=== WHAT THIS TASK INVOLVES ===
All of the lines below are to be transcribed faithfully, with pictures excluded from the copy.
※
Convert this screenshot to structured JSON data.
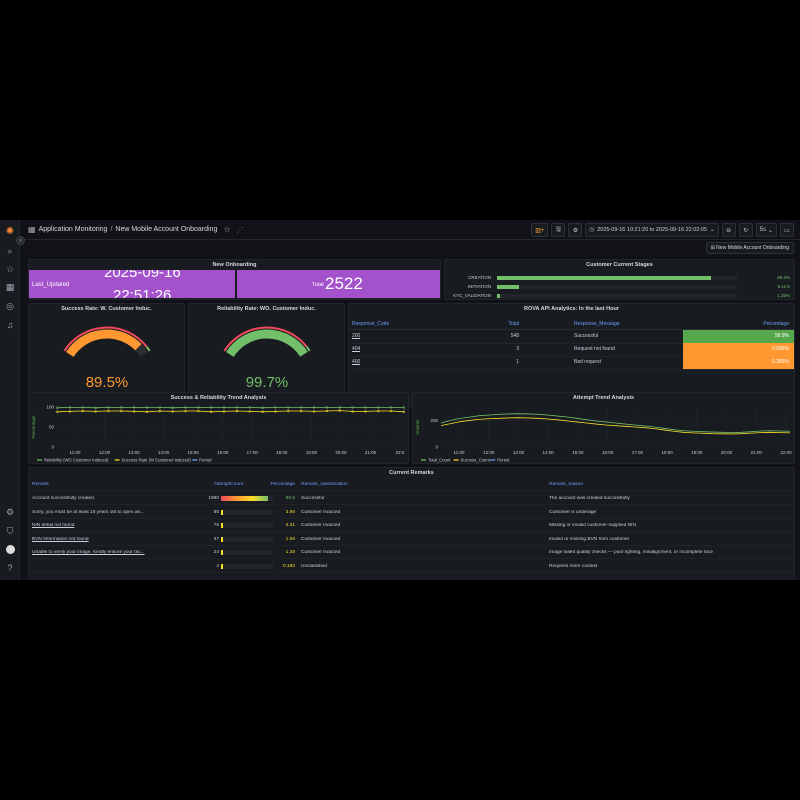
{
  "header": {
    "breadcrumb_root": "Application Monitoring",
    "breadcrumb_sep": "/",
    "title": "New Mobile Account Onboarding",
    "time_range": "2025-09-16 10:21:20 to 2025-09-16 22:02:05",
    "refresh_interval": "5s"
  },
  "variables": {
    "selected": "New Mobile Account Onboarding"
  },
  "panels": {
    "new_onboarding": {
      "title": "New Onboarding",
      "last_updated_label": "Last_Updated",
      "last_updated_value_line1": "2025-09-16",
      "last_updated_value_line2": "22:51:26",
      "total_label": "Total",
      "total_value": "2522"
    },
    "stages": {
      "title": "Customer Current Stages",
      "rows": [
        {
          "label": "CREATION",
          "value": "89.3%",
          "fraction": 0.893
        },
        {
          "label": "INITIATION",
          "value": "9.11%",
          "fraction": 0.0911
        },
        {
          "label": "KYC_VALIDATION",
          "value": "1.35%",
          "fraction": 0.0135
        }
      ]
    },
    "success_rate": {
      "title": "Success Rate: W. Customer Induc.",
      "value": "89.5%",
      "percent": 89.5
    },
    "reliability_rate": {
      "title": "Reliability Rate: WO. Customer Induc.",
      "value": "99.7%",
      "percent": 99.7
    },
    "api": {
      "title": "ROVA API Analytics: In the last Hour",
      "columns": [
        "Response_Code",
        "Total",
        "Response_Message",
        "Percentage"
      ],
      "rows": [
        {
          "code": "200",
          "total": "548",
          "message": "Successful",
          "pct": "98.9%",
          "color": "#56a64b"
        },
        {
          "code": "404",
          "total": "3",
          "message": "Request not found",
          "pct": "0.585%",
          "color": "#ff9830"
        },
        {
          "code": "400",
          "total": "1",
          "message": "Bad request",
          "pct": "0.283%",
          "color": "#ff9830"
        }
      ]
    },
    "trend": {
      "title": "Success & Reliability Trend Analysis",
      "ylabel": "Percentage",
      "yticks": [
        "100",
        "50",
        "0"
      ],
      "xticks": [
        "11:00",
        "12:00",
        "13:00",
        "14:00",
        "15:00",
        "16:00",
        "17:00",
        "18:00",
        "19:00",
        "20:00",
        "21:00",
        "22:0"
      ],
      "legend": [
        "Reliability (WO Customer Induced)",
        "Success Rate (W Customer Induced)",
        "Period"
      ]
    },
    "attempt": {
      "title": "Attempt Trend Analysis",
      "ylabel": "Volume",
      "yticks": [
        "200",
        "0"
      ],
      "xticks": [
        "11:00",
        "12:00",
        "13:00",
        "14:00",
        "15:00",
        "16:00",
        "17:00",
        "18:00",
        "19:00",
        "20:00",
        "21:00",
        "22:00"
      ],
      "legend": [
        "Total_Count",
        "Success_Count",
        "Period"
      ]
    },
    "remarks": {
      "title": "Current Remarks",
      "columns": [
        "Remark",
        "AttemptCount",
        "Percentage",
        "Remark_classification",
        "Remark_reason"
      ],
      "rows": [
        {
          "remark": "Account successfully created",
          "count": "1990",
          "pct": "89.5",
          "fraction": 0.895,
          "cls": "Successful",
          "reason": "The account was created successfully",
          "link": false
        },
        {
          "remark": "Sorry, you must be at least 18 years old to open an...",
          "count": "86",
          "pct": "3.86",
          "fraction": 0.0386,
          "cls": "Customer Induced",
          "reason": "Customer is underage",
          "link": false
        },
        {
          "remark": "NIN detail not found",
          "count": "76",
          "pct": "3.41",
          "fraction": 0.0341,
          "cls": "Customer Induced",
          "reason": "Missing or invalid customer-supplied NIN",
          "link": true
        },
        {
          "remark": "BVN Information not found",
          "count": "37",
          "pct": "1.56",
          "fraction": 0.0156,
          "cls": "Customer Induced",
          "reason": "Invalid or missing BVN from customer",
          "link": true
        },
        {
          "remark": "Unable to verify your image. Kindly ensure your fac...",
          "count": "24",
          "pct": "1.38",
          "fraction": 0.0138,
          "cls": "Customer Induced",
          "reason": "Image failed quality checks — poor lighting, misalignment, or incomplete face",
          "link": true
        },
        {
          "remark": "",
          "count": "4",
          "pct": "0.180",
          "fraction": 0.0018,
          "cls": "Unclassified",
          "reason": "Requires more context",
          "link": false
        }
      ]
    }
  },
  "colors": {
    "bg": "#111217",
    "panel": "#181b1f",
    "purple": "#a352cc",
    "green": "#73bf69",
    "orange": "#ff9830",
    "yellow": "#fade2a",
    "blue": "#6e9fff"
  }
}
※
=== FULL OUTPUT ===
Convert this screenshot to structured JSON data.
{
  "header": {
    "breadcrumb_root": "Application Monitoring",
    "breadcrumb_sep": "/",
    "title": "New Mobile Account Onboarding",
    "time_range": "2025-09-16 10:21:20 to 2025-09-16 22:02:05",
    "refresh_interval": "5s"
  },
  "variables": {
    "selected": "New Mobile Account Onboarding"
  },
  "panels": {
    "new_onboarding": {
      "title": "New Onboarding",
      "last_updated_label": "Last_Updated",
      "last_updated_value_line1": "2025-09-16",
      "last_updated_value_line2": "22:51:26",
      "total_label": "Total",
      "total_value": "2522"
    },
    "stages": {
      "title": "Customer Current Stages",
      "rows": [
        {
          "label": "CREATION",
          "value": "89.3%",
          "fraction": 0.893
        },
        {
          "label": "INITIATION",
          "value": "9.11%",
          "fraction": 0.0911
        },
        {
          "label": "KYC_VALIDATION",
          "value": "1.35%",
          "fraction": 0.0135
        }
      ]
    },
    "success_rate": {
      "title": "Success Rate: W. Customer Induc.",
      "value": "89.5%",
      "percent": 89.5
    },
    "reliability_rate": {
      "title": "Reliability Rate: WO. Customer Induc.",
      "value": "99.7%",
      "percent": 99.7
    },
    "api": {
      "title": "ROVA API Analytics: In the last Hour",
      "columns": [
        "Response_Code",
        "Total",
        "Response_Message",
        "Percentage"
      ],
      "rows": [
        {
          "code": "200",
          "total": "548",
          "message": "Successful",
          "pct": "98.9%",
          "color": "#56a64b"
        },
        {
          "code": "404",
          "total": "3",
          "message": "Request not found",
          "pct": "0.585%",
          "color": "#ff9830"
        },
        {
          "code": "400",
          "total": "1",
          "message": "Bad request",
          "pct": "0.283%",
          "color": "#ff9830"
        }
      ]
    },
    "trend": {
      "title": "Success & Reliability Trend Analysis",
      "ylabel": "Percentage",
      "yticks": [
        "100",
        "50",
        "0"
      ],
      "xticks": [
        "11:00",
        "12:00",
        "13:00",
        "14:00",
        "15:00",
        "16:00",
        "17:00",
        "18:00",
        "19:00",
        "20:00",
        "21:00",
        "22:0"
      ],
      "legend": [
        "Reliability (WO Customer Induced)",
        "Success Rate (W Customer Induced)",
        "Period"
      ]
    },
    "attempt": {
      "title": "Attempt Trend Analysis",
      "ylabel": "Volume",
      "yticks": [
        "200",
        "0"
      ],
      "xticks": [
        "11:00",
        "12:00",
        "13:00",
        "14:00",
        "15:00",
        "16:00",
        "17:00",
        "18:00",
        "19:00",
        "20:00",
        "21:00",
        "22:00"
      ],
      "legend": [
        "Total_Count",
        "Success_Count",
        "Period"
      ]
    },
    "remarks": {
      "title": "Current Remarks",
      "columns": [
        "Remark",
        "AttemptCount",
        "Percentage",
        "Remark_classification",
        "Remark_reason"
      ],
      "rows": [
        {
          "remark": "Account successfully created",
          "count": "1990",
          "pct": "89.5",
          "fraction": 0.895,
          "cls": "Successful",
          "reason": "The account was created successfully",
          "link": false
        },
        {
          "remark": "Sorry, you must be at least 18 years old to open an...",
          "count": "86",
          "pct": "3.86",
          "fraction": 0.0386,
          "cls": "Customer Induced",
          "reason": "Customer is underage",
          "link": false
        },
        {
          "remark": "NIN detail not found",
          "count": "76",
          "pct": "3.41",
          "fraction": 0.0341,
          "cls": "Customer Induced",
          "reason": "Missing or invalid customer-supplied NIN",
          "link": true
        },
        {
          "remark": "BVN Information not found",
          "count": "37",
          "pct": "1.56",
          "fraction": 0.0156,
          "cls": "Customer Induced",
          "reason": "Invalid or missing BVN from customer",
          "link": true
        },
        {
          "remark": "Unable to verify your image. Kindly ensure your fac...",
          "count": "24",
          "pct": "1.38",
          "fraction": 0.0138,
          "cls": "Customer Induced",
          "reason": "Image failed quality checks — poor lighting, misalignment, or incomplete face",
          "link": true
        },
        {
          "remark": "",
          "count": "4",
          "pct": "0.180",
          "fraction": 0.0018,
          "cls": "Unclassified",
          "reason": "Requires more context",
          "link": false
        }
      ]
    }
  },
  "colors": {
    "bg": "#111217",
    "panel": "#181b1f",
    "purple": "#a352cc",
    "green": "#73bf69",
    "orange": "#ff9830",
    "yellow": "#fade2a",
    "blue": "#6e9fff"
  }
}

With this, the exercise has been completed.